Task to complete: Copy every line that mentions the word "this".

Given data:

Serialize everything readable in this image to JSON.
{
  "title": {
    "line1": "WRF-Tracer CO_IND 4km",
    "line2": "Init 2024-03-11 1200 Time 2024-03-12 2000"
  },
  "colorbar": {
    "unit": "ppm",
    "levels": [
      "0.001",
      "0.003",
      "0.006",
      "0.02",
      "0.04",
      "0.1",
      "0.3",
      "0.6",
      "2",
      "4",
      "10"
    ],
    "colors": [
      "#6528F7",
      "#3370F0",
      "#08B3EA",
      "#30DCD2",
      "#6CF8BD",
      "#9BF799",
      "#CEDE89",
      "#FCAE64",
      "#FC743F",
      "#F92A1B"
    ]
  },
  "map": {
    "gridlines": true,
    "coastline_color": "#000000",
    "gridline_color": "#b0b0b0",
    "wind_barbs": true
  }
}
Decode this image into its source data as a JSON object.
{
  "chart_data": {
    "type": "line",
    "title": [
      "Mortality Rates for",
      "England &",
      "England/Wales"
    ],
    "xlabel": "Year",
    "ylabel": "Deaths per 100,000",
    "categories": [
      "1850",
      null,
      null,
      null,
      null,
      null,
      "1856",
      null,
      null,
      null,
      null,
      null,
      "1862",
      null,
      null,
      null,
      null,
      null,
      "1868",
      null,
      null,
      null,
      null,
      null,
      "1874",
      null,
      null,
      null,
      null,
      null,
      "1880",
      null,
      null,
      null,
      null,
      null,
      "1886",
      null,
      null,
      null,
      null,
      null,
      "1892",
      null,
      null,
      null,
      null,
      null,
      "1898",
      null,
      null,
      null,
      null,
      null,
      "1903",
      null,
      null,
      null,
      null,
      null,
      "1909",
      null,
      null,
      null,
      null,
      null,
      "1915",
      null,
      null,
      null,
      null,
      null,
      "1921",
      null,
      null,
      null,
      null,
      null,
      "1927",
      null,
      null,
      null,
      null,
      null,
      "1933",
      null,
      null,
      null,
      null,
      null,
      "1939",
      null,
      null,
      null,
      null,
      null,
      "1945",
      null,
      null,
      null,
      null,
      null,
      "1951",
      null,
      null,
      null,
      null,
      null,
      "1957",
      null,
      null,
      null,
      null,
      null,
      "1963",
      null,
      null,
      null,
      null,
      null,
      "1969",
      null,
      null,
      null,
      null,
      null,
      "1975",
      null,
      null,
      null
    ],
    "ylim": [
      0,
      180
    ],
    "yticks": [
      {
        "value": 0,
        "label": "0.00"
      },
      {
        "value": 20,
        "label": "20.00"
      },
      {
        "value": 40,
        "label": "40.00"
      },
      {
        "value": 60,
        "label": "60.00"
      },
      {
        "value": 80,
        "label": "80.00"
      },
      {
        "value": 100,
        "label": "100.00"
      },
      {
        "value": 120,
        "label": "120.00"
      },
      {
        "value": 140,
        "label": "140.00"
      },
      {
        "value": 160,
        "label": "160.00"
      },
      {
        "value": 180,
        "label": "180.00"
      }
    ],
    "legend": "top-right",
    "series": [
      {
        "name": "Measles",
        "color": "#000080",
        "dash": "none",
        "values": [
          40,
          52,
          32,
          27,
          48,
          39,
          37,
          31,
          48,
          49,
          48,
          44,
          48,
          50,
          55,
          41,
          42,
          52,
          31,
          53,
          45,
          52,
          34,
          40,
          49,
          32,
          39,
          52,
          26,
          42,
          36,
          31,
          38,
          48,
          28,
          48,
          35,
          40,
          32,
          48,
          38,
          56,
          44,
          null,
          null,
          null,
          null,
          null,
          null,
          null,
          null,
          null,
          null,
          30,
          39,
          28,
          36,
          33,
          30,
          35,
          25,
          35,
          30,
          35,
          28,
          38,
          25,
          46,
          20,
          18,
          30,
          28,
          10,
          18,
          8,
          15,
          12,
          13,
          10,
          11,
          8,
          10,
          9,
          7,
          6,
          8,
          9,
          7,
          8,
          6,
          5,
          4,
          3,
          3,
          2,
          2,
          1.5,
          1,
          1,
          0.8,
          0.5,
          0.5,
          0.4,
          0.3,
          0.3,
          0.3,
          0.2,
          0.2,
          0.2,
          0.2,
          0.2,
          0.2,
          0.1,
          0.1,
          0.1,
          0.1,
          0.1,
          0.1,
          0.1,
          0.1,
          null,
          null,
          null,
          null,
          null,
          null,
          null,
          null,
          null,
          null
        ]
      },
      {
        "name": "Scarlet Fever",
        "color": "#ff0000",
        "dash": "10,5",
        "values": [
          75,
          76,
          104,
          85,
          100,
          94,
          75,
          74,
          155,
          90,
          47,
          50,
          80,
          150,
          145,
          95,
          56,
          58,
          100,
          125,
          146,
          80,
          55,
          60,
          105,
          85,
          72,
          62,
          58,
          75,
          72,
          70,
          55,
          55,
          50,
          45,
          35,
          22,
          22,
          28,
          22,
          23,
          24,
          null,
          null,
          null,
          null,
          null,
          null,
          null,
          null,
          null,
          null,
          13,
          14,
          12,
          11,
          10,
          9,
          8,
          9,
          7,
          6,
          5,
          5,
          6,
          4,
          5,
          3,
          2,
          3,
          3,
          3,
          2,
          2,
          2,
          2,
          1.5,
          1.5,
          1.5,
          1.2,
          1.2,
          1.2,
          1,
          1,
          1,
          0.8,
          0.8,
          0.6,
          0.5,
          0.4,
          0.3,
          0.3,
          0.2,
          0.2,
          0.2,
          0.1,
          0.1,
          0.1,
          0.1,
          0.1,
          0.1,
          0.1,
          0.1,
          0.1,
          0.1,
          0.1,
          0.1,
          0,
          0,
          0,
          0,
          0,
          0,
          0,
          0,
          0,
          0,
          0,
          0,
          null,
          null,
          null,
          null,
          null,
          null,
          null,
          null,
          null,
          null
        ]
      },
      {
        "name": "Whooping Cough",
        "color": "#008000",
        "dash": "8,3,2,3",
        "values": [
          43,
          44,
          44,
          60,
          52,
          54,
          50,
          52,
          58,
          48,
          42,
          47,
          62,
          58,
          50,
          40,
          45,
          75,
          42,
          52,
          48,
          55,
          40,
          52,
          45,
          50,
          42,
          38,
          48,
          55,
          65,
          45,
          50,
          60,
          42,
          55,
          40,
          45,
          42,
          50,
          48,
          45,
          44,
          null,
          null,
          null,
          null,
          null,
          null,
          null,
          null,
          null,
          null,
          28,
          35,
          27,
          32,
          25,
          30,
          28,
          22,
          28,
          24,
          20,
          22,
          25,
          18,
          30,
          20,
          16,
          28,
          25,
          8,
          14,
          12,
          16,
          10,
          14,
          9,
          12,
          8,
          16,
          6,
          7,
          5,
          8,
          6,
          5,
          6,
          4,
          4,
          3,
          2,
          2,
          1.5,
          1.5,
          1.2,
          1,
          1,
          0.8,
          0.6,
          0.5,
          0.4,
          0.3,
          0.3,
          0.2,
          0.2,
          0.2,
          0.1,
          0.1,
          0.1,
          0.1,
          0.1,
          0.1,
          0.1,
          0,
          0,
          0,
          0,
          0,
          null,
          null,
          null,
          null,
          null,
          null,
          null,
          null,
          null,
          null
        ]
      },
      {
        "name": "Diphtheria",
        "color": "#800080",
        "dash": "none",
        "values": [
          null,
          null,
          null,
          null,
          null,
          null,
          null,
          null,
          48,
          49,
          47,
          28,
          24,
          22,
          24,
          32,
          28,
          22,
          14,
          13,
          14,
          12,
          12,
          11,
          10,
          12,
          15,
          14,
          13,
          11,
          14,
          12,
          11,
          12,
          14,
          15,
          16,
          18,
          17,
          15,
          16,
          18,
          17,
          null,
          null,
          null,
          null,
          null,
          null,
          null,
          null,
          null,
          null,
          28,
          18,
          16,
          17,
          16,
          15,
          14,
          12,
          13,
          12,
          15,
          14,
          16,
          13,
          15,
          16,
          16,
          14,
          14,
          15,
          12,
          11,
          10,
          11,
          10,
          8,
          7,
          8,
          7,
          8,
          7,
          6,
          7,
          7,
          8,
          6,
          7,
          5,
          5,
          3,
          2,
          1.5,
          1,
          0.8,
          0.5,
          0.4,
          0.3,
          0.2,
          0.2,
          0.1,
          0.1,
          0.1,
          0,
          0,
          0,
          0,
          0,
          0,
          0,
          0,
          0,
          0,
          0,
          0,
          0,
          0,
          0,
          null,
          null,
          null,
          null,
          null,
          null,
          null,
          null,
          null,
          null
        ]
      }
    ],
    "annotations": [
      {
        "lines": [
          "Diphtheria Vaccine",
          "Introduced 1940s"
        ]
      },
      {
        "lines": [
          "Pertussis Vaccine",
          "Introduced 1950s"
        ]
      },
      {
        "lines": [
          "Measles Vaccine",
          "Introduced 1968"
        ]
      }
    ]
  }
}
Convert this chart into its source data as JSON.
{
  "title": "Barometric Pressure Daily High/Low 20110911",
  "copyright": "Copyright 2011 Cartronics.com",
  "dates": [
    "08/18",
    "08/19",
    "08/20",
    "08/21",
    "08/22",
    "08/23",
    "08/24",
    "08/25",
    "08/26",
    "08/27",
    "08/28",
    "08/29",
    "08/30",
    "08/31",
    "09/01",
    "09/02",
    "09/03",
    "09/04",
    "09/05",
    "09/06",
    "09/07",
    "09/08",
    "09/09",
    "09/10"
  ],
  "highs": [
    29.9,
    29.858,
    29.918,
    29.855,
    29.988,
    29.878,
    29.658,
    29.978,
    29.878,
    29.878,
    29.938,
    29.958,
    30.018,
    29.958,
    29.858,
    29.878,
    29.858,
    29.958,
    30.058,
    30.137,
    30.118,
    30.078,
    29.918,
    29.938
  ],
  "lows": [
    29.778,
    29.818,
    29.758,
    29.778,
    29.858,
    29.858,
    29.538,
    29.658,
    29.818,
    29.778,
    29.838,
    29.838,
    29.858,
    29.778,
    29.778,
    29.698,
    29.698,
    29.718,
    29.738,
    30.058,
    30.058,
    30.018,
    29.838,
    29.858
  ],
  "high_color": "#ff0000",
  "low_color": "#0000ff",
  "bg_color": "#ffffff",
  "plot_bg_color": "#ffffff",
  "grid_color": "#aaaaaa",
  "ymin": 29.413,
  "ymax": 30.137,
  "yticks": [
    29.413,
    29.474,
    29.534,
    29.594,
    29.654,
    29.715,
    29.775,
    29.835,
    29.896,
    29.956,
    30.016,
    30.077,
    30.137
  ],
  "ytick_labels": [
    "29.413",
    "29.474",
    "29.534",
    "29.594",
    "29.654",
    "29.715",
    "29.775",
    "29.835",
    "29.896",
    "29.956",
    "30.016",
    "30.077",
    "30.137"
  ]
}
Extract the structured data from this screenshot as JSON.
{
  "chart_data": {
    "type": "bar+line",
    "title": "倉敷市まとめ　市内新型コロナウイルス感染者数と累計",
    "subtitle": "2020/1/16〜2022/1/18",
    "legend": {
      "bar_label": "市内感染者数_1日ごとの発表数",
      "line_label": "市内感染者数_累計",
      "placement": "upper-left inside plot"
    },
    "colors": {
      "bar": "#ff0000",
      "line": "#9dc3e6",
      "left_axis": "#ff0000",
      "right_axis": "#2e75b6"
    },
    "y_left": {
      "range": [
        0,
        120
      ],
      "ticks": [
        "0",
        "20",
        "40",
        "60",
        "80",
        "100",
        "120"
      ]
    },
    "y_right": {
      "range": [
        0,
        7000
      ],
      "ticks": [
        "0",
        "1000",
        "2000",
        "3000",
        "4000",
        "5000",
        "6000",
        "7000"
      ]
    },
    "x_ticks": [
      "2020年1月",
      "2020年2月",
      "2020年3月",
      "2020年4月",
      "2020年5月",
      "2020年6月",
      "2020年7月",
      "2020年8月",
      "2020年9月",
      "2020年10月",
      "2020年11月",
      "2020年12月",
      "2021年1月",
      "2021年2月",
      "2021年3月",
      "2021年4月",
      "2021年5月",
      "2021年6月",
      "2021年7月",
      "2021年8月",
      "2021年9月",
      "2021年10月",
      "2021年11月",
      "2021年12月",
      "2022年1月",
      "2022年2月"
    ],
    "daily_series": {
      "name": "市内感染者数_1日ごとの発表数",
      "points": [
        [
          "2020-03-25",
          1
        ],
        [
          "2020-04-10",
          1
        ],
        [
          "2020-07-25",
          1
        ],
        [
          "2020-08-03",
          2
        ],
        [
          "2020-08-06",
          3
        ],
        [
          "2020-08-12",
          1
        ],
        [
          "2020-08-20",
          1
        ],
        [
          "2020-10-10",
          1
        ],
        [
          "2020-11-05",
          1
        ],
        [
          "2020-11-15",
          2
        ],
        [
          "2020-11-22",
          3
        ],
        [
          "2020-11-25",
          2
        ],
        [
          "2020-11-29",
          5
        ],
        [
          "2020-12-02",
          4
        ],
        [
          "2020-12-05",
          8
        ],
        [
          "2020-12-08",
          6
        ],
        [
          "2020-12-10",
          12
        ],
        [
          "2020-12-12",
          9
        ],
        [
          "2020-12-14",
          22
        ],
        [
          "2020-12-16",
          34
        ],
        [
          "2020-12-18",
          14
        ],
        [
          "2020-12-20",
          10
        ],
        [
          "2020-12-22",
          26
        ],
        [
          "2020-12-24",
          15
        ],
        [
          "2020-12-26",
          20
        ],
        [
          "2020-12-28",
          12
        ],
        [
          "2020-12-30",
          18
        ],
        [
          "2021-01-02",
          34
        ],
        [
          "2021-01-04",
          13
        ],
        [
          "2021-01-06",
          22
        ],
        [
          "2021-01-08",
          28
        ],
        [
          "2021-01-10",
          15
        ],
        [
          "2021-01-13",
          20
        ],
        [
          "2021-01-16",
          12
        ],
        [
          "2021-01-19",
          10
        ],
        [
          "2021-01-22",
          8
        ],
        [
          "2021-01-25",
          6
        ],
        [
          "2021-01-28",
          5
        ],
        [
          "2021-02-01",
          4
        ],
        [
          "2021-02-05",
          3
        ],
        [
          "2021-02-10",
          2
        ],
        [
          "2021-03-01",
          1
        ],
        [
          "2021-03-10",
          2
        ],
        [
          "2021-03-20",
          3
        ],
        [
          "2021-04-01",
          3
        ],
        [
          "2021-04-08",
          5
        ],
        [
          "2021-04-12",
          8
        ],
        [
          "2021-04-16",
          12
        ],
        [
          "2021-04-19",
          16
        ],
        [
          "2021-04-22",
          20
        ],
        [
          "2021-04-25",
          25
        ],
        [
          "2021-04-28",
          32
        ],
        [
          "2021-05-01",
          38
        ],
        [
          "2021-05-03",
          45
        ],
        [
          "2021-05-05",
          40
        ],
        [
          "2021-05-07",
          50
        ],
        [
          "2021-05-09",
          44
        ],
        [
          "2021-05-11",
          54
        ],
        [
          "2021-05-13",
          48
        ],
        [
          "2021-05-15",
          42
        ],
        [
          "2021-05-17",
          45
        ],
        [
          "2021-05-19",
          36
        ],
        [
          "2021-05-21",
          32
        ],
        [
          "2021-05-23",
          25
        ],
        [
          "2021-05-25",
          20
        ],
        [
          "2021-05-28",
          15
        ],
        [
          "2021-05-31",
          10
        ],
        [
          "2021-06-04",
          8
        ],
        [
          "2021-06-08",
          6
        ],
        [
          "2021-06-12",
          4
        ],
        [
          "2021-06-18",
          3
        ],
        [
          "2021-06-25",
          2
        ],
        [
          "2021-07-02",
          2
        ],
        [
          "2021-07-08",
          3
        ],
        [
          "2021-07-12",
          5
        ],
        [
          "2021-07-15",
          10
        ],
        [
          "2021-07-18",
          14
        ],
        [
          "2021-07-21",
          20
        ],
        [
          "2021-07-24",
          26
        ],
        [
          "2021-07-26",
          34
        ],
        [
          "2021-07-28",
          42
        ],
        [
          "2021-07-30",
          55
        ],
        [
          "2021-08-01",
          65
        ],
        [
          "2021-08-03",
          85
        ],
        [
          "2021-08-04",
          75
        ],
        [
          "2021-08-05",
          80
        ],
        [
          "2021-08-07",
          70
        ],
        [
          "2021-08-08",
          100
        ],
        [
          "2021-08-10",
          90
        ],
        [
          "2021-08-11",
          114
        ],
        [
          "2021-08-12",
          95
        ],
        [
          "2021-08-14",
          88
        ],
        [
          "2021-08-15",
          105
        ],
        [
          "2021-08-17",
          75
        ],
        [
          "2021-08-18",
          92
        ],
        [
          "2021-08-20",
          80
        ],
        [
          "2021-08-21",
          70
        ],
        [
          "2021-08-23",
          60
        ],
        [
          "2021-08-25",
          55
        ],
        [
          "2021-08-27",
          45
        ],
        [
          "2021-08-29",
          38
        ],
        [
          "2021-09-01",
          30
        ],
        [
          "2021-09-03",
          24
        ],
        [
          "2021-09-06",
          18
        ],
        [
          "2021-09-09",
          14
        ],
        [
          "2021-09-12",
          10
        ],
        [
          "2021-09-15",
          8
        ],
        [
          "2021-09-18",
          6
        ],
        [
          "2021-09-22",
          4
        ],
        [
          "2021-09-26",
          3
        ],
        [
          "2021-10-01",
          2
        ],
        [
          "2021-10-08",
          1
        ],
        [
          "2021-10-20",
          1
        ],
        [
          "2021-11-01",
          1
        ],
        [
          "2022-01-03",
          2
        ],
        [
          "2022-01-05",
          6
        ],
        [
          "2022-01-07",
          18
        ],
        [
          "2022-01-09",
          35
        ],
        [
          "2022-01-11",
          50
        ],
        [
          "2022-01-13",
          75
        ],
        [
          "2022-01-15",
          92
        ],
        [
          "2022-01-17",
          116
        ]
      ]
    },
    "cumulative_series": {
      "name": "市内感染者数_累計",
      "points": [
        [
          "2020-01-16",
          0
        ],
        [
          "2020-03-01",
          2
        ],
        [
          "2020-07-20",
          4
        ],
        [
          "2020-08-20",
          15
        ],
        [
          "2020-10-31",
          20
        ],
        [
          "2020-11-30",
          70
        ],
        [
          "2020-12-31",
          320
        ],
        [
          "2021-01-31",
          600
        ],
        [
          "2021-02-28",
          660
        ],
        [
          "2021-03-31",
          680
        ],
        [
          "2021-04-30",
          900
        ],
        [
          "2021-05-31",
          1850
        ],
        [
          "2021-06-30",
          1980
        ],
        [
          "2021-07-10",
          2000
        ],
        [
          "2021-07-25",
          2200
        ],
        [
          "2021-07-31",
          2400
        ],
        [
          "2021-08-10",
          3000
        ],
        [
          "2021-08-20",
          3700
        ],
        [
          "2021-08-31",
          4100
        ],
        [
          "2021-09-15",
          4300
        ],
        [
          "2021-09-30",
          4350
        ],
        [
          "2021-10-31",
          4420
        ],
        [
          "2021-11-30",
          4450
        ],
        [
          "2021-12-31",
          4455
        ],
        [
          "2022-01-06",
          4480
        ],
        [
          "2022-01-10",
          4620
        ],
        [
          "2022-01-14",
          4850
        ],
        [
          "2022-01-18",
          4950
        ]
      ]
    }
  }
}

Solution:
Serialize everything readable in this image to JSON.
Decode this image into its source data as a JSON object.
Convert this chart into its source data as JSON.
Extract the structured data from this screenshot as JSON.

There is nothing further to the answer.